Begin
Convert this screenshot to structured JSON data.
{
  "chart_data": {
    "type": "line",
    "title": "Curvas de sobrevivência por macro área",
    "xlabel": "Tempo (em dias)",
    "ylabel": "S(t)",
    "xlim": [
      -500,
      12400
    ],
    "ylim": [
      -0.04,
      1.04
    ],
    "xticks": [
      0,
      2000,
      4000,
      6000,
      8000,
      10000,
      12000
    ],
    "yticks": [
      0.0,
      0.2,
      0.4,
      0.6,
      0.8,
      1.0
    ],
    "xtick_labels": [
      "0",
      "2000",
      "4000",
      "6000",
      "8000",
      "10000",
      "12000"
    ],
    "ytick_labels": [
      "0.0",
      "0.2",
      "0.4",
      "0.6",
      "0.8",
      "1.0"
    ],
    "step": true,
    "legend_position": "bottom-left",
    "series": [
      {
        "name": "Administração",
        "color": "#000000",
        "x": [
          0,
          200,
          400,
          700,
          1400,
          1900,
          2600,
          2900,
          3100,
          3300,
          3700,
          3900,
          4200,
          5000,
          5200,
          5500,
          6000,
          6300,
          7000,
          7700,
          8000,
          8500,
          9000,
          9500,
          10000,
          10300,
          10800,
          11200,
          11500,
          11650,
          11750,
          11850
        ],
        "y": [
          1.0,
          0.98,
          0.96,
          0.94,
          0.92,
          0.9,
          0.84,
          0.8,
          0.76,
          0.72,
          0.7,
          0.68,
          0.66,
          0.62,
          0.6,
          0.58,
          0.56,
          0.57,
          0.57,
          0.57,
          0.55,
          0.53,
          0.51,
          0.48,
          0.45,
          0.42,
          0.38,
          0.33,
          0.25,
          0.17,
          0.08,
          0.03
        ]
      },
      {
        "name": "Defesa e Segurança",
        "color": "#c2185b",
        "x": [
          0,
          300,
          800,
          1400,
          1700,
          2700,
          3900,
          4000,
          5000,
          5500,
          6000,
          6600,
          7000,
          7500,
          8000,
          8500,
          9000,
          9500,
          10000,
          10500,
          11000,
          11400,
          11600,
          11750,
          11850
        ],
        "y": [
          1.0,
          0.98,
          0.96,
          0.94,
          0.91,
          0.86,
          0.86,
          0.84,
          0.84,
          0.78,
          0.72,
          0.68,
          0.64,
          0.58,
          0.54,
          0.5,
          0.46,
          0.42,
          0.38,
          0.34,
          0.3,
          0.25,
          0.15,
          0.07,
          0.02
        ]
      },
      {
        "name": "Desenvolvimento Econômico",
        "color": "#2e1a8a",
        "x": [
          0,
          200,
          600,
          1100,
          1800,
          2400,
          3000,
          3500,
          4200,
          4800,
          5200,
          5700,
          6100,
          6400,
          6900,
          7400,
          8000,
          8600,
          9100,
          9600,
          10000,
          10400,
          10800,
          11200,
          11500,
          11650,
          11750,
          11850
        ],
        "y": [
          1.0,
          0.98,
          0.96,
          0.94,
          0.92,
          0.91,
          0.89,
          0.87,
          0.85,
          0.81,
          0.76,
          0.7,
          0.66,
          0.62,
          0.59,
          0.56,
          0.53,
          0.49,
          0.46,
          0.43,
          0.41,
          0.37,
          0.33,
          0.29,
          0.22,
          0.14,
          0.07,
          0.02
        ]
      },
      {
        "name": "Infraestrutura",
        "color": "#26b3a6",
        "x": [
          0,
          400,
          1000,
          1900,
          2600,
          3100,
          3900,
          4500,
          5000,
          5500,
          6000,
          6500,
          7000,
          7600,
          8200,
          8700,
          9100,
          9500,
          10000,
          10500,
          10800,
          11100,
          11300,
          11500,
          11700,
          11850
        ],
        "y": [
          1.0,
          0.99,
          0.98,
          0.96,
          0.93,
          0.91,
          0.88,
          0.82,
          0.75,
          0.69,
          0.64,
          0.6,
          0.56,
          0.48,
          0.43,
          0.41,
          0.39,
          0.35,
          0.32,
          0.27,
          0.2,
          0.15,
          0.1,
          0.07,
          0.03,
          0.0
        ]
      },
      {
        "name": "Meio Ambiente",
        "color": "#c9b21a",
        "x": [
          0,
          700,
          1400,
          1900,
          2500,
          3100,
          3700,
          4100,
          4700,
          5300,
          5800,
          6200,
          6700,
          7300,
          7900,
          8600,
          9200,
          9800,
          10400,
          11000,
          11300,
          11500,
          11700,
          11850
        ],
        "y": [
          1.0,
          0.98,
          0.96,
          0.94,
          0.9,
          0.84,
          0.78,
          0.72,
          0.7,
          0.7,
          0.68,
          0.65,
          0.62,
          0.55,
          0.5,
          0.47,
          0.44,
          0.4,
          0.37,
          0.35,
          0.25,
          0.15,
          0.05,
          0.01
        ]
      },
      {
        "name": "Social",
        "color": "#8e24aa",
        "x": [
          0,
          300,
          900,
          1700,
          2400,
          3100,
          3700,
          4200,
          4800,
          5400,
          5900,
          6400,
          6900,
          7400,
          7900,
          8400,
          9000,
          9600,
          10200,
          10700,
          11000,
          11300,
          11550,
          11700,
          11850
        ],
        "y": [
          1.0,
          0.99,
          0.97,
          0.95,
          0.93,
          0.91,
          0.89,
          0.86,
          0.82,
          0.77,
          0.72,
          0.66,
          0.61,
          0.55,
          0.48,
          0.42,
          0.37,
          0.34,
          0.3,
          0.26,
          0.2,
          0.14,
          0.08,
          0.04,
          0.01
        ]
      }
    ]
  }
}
End
Task description
The records above should all be quoted exactly, please.

Solution for this problem
Convert this screenshot to structured JSON data.
{
  "chart_data": {
    "type": "line",
    "title": "Curvas de sobrevivência por macro área",
    "xlabel": "Tempo (em dias)",
    "ylabel": "S(t)",
    "xlim": [
      -500,
      12400
    ],
    "ylim": [
      -0.04,
      1.04
    ],
    "xticks": [
      0,
      2000,
      4000,
      6000,
      8000,
      10000,
      12000
    ],
    "yticks": [
      0.0,
      0.2,
      0.4,
      0.6,
      0.8,
      1.0
    ],
    "xtick_labels": [
      "0",
      "2000",
      "4000",
      "6000",
      "8000",
      "10000",
      "12000"
    ],
    "ytick_labels": [
      "0.0",
      "0.2",
      "0.4",
      "0.6",
      "0.8",
      "1.0"
    ],
    "step": true,
    "legend_position": "bottom-left",
    "series": [
      {
        "name": "Administração",
        "color": "#000000",
        "x": [
          0,
          200,
          400,
          700,
          1400,
          1900,
          2600,
          2900,
          3100,
          3300,
          3700,
          3900,
          4200,
          5000,
          5200,
          5500,
          6000,
          6300,
          7000,
          7700,
          8000,
          8500,
          9000,
          9500,
          10000,
          10300,
          10800,
          11200,
          11500,
          11650,
          11750,
          11850
        ],
        "y": [
          1.0,
          0.98,
          0.96,
          0.94,
          0.92,
          0.9,
          0.84,
          0.8,
          0.76,
          0.72,
          0.7,
          0.68,
          0.66,
          0.62,
          0.6,
          0.58,
          0.56,
          0.57,
          0.57,
          0.57,
          0.55,
          0.53,
          0.51,
          0.48,
          0.45,
          0.42,
          0.38,
          0.33,
          0.25,
          0.17,
          0.08,
          0.03
        ]
      },
      {
        "name": "Defesa e Segurança",
        "color": "#c2185b",
        "x": [
          0,
          300,
          800,
          1400,
          1700,
          2700,
          3900,
          4000,
          5000,
          5500,
          6000,
          6600,
          7000,
          7500,
          8000,
          8500,
          9000,
          9500,
          10000,
          10500,
          11000,
          11400,
          11600,
          11750,
          11850
        ],
        "y": [
          1.0,
          0.98,
          0.96,
          0.94,
          0.91,
          0.86,
          0.86,
          0.84,
          0.84,
          0.78,
          0.72,
          0.68,
          0.64,
          0.58,
          0.54,
          0.5,
          0.46,
          0.42,
          0.38,
          0.34,
          0.3,
          0.25,
          0.15,
          0.07,
          0.02
        ]
      },
      {
        "name": "Desenvolvimento Econômico",
        "color": "#2e1a8a",
        "x": [
          0,
          200,
          600,
          1100,
          1800,
          2400,
          3000,
          3500,
          4200,
          4800,
          5200,
          5700,
          6100,
          6400,
          6900,
          7400,
          8000,
          8600,
          9100,
          9600,
          10000,
          10400,
          10800,
          11200,
          11500,
          11650,
          11750,
          11850
        ],
        "y": [
          1.0,
          0.98,
          0.96,
          0.94,
          0.92,
          0.91,
          0.89,
          0.87,
          0.85,
          0.81,
          0.76,
          0.7,
          0.66,
          0.62,
          0.59,
          0.56,
          0.53,
          0.49,
          0.46,
          0.43,
          0.41,
          0.37,
          0.33,
          0.29,
          0.22,
          0.14,
          0.07,
          0.02
        ]
      },
      {
        "name": "Infraestrutura",
        "color": "#26b3a6",
        "x": [
          0,
          400,
          1000,
          1900,
          2600,
          3100,
          3900,
          4500,
          5000,
          5500,
          6000,
          6500,
          7000,
          7600,
          8200,
          8700,
          9100,
          9500,
          10000,
          10500,
          10800,
          11100,
          11300,
          11500,
          11700,
          11850
        ],
        "y": [
          1.0,
          0.99,
          0.98,
          0.96,
          0.93,
          0.91,
          0.88,
          0.82,
          0.75,
          0.69,
          0.64,
          0.6,
          0.56,
          0.48,
          0.43,
          0.41,
          0.39,
          0.35,
          0.32,
          0.27,
          0.2,
          0.15,
          0.1,
          0.07,
          0.03,
          0.0
        ]
      },
      {
        "name": "Meio Ambiente",
        "color": "#c9b21a",
        "x": [
          0,
          700,
          1400,
          1900,
          2500,
          3100,
          3700,
          4100,
          4700,
          5300,
          5800,
          6200,
          6700,
          7300,
          7900,
          8600,
          9200,
          9800,
          10400,
          11000,
          11300,
          11500,
          11700,
          11850
        ],
        "y": [
          1.0,
          0.98,
          0.96,
          0.94,
          0.9,
          0.84,
          0.78,
          0.72,
          0.7,
          0.7,
          0.68,
          0.65,
          0.62,
          0.55,
          0.5,
          0.47,
          0.44,
          0.4,
          0.37,
          0.35,
          0.25,
          0.15,
          0.05,
          0.01
        ]
      },
      {
        "name": "Social",
        "color": "#8e24aa",
        "x": [
          0,
          300,
          900,
          1700,
          2400,
          3100,
          3700,
          4200,
          4800,
          5400,
          5900,
          6400,
          6900,
          7400,
          7900,
          8400,
          9000,
          9600,
          10200,
          10700,
          11000,
          11300,
          11550,
          11700,
          11850
        ],
        "y": [
          1.0,
          0.99,
          0.97,
          0.95,
          0.93,
          0.91,
          0.89,
          0.86,
          0.82,
          0.77,
          0.72,
          0.66,
          0.61,
          0.55,
          0.48,
          0.42,
          0.37,
          0.34,
          0.3,
          0.26,
          0.2,
          0.14,
          0.08,
          0.04,
          0.01
        ]
      }
    ]
  }
}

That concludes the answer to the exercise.